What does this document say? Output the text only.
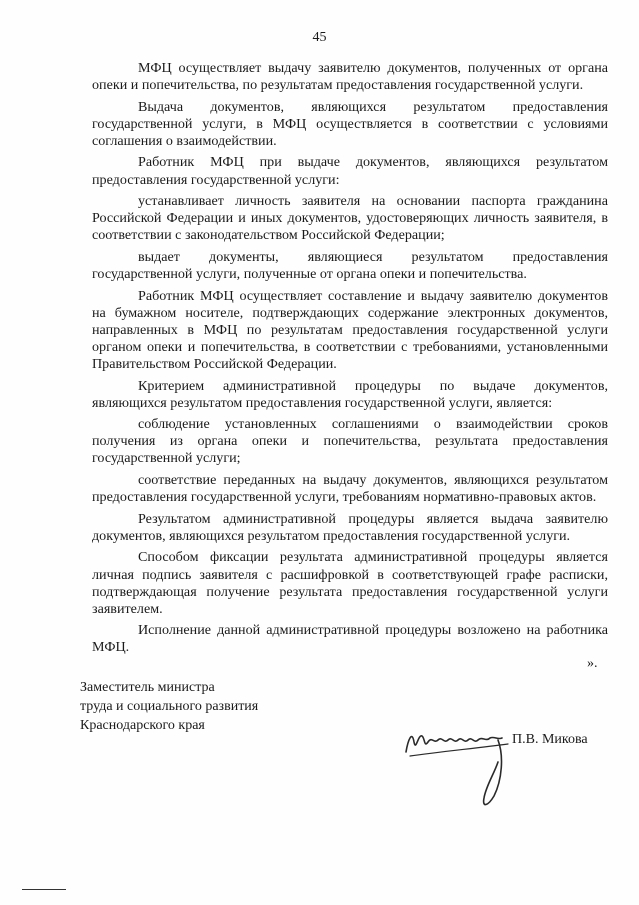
45

МФЦ осуществляет выдачу заявителю документов, полученных от органа опеки и попечительства, по результатам предоставления государственной услуги.

Выдача документов, являющихся результатом предоставления государственной услуги, в МФЦ осуществляется в соответствии с условиями соглашения о взаимодействии.

Работник МФЦ при выдаче документов, являющихся результатом предоставления государственной услуги:

устанавливает личность заявителя на основании паспорта гражданина Российской Федерации и иных документов, удостоверяющих личность заявителя, в соответствии с законодательством Российской Федерации;

выдает документы, являющиеся результатом предоставления государственной услуги, полученные от органа опеки и попечительства.

Работник МФЦ осуществляет составление и выдачу заявителю документов на бумажном носителе, подтверждающих содержание электронных документов, направленных в МФЦ по результатам предоставления государственной услуги органом опеки и попечительства, в соответствии с требованиями, установленными Правительством Российской Федерации.

Критерием административной процедуры по выдаче документов, являющихся результатом предоставления государственной услуги, является:

соблюдение установленных соглашениями о взаимодействии сроков получения из органа опеки и попечительства, результата предоставления государственной услуги;

соответствие переданных на выдачу документов, являющихся результатом предоставления государственной услуги, требованиям нормативно-правовых актов.

Результатом административной процедуры является выдача заявителю документов, являющихся результатом предоставления государственной услуги.

Способом фиксации результата административной процедуры является личная подпись заявителя с расшифровкой в соответствующей графе расписки, подтверждающая получение результата предоставления государственной услуги заявителем.

Исполнение данной административной процедуры возложено на работника МФЦ.

».
Заместитель министра
труда и социального развития
Краснодарского края
П.В. Микова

◇ ◇ ◇ ◇

_AIM_
Repeat the full listing above exactly, with no pictures in the copy.

_REPLY TO THE TASK_
What does this document say? Output the text only.
45

МФЦ осуществляет выдачу заявителю документов, полученных от органа опеки и попечительства, по результатам предоставления государственной услуги.

Выдача документов, являющихся результатом предоставления государственной услуги, в МФЦ осуществляется в соответствии с условиями соглашения о взаимодействии.

Работник МФЦ при выдаче документов, являющихся результатом предоставления государственной услуги:

устанавливает личность заявителя на основании паспорта гражданина Российской Федерации и иных документов, удостоверяющих личность заявителя, в соответствии с законодательством Российской Федерации;

выдает документы, являющиеся результатом предоставления государственной услуги, полученные от органа опеки и попечительства.

Работник МФЦ осуществляет составление и выдачу заявителю документов на бумажном носителе, подтверждающих содержание электронных документов, направленных в МФЦ по результатам предоставления государственной услуги органом опеки и попечительства, в соответствии с требованиями, установленными Правительством Российской Федерации.

Критерием административной процедуры по выдаче документов, являющихся результатом предоставления государственной услуги, является:

соблюдение установленных соглашениями о взаимодействии сроков получения из органа опеки и попечительства, результата предоставления государственной услуги;

соответствие переданных на выдачу документов, являющихся результатом предоставления государственной услуги, требованиям нормативно-правовых актов.

Результатом административной процедуры является выдача заявителю документов, являющихся результатом предоставления государственной услуги.

Способом фиксации результата административной процедуры является личная подпись заявителя с расшифровкой в соответствующей графе расписки, подтверждающая получение результата предоставления государственной услуги заявителем.

Исполнение данной административной процедуры возложено на работника МФЦ.

».
Заместитель министра
труда и социального развития
Краснодарского края
П.В. Микова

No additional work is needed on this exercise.